** Begin **

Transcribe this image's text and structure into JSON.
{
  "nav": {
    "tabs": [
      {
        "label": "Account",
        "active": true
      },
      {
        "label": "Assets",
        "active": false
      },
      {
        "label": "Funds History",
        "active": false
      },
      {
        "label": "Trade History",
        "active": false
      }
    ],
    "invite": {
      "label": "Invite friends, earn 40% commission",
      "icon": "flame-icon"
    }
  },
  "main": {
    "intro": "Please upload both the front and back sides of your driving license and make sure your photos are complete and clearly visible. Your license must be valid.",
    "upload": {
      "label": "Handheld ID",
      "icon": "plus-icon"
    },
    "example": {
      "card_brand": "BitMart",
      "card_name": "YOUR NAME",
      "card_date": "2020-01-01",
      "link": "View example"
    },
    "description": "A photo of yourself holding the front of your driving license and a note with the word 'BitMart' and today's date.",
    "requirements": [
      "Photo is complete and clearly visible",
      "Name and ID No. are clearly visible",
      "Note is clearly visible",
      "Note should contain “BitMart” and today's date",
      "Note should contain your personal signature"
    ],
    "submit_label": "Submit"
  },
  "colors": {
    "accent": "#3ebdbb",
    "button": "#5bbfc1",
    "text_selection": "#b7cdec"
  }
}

** End **
** Begin **

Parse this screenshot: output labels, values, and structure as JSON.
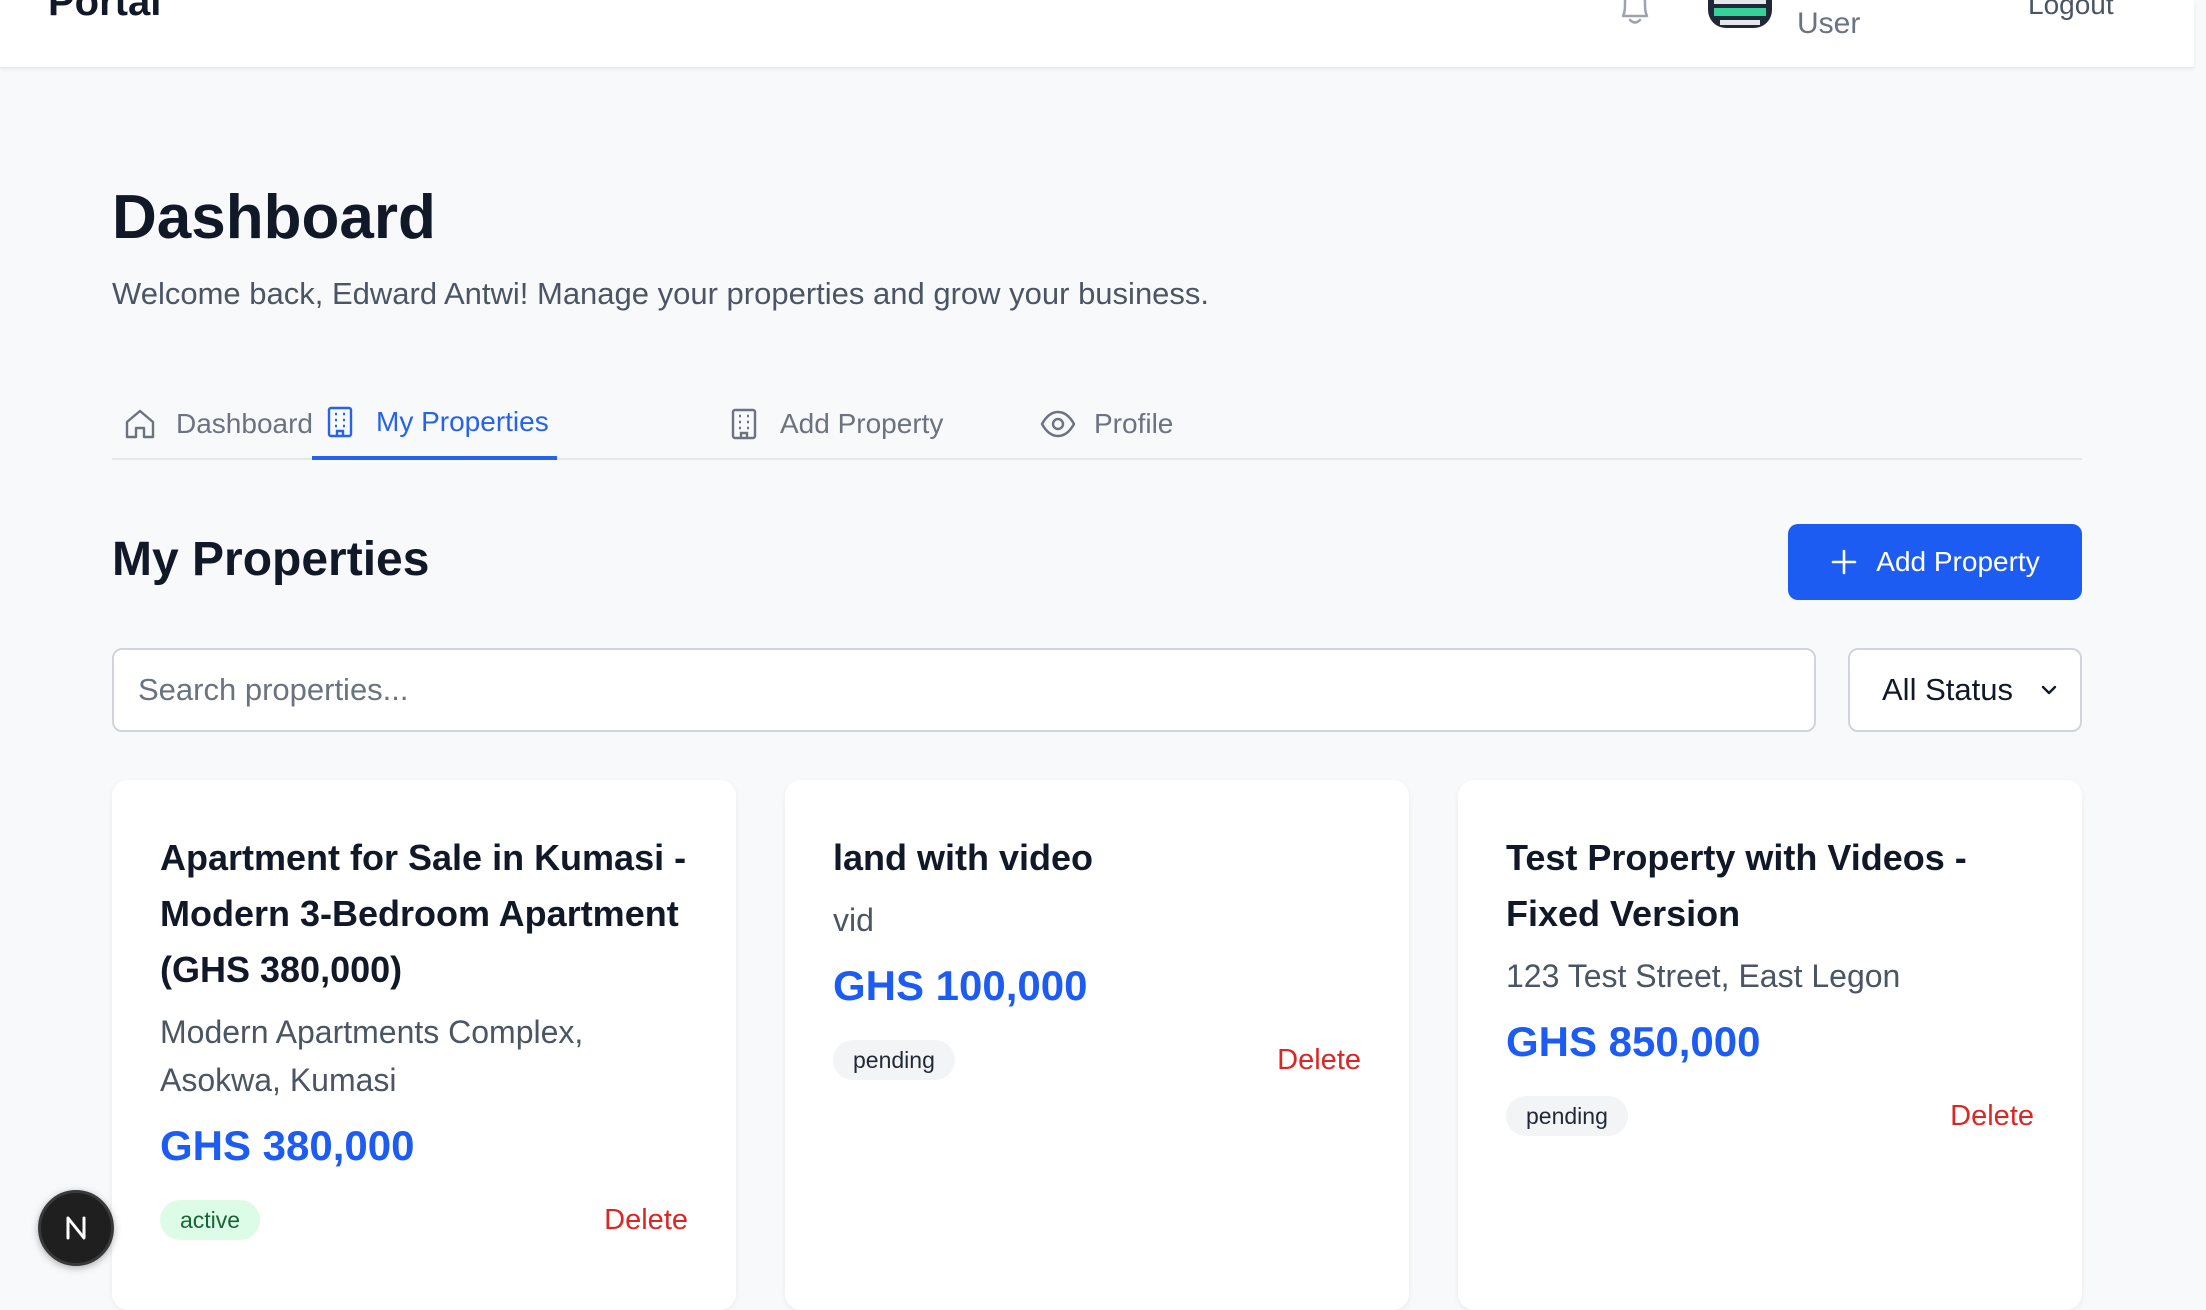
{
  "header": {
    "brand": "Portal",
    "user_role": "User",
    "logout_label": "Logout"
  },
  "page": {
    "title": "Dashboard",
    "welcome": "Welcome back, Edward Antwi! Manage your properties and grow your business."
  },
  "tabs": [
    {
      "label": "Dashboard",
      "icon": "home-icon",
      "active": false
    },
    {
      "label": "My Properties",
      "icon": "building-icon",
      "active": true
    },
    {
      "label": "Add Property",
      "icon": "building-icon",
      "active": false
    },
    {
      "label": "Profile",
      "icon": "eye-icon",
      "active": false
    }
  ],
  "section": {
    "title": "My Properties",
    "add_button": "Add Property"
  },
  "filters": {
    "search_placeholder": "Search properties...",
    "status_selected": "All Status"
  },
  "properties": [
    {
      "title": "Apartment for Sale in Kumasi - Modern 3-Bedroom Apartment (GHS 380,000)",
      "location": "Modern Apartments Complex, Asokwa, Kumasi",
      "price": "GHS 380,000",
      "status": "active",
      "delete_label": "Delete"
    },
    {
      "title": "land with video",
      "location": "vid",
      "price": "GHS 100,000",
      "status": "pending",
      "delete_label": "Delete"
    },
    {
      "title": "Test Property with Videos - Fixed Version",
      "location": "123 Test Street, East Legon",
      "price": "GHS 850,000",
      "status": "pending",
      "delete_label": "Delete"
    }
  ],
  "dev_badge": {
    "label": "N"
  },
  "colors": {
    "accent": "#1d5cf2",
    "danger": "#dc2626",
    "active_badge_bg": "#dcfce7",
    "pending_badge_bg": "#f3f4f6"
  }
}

** End **

● **Short problem**
Identify all lines in the records above with the word "BitMart".

● **Expected answer**
      "card_brand": "BitMart",
    "description": "A photo of yourself holding the front of your driving license and a note with the word 'BitMart' and today's date.",
      "Note should contain “BitMart” and today's date",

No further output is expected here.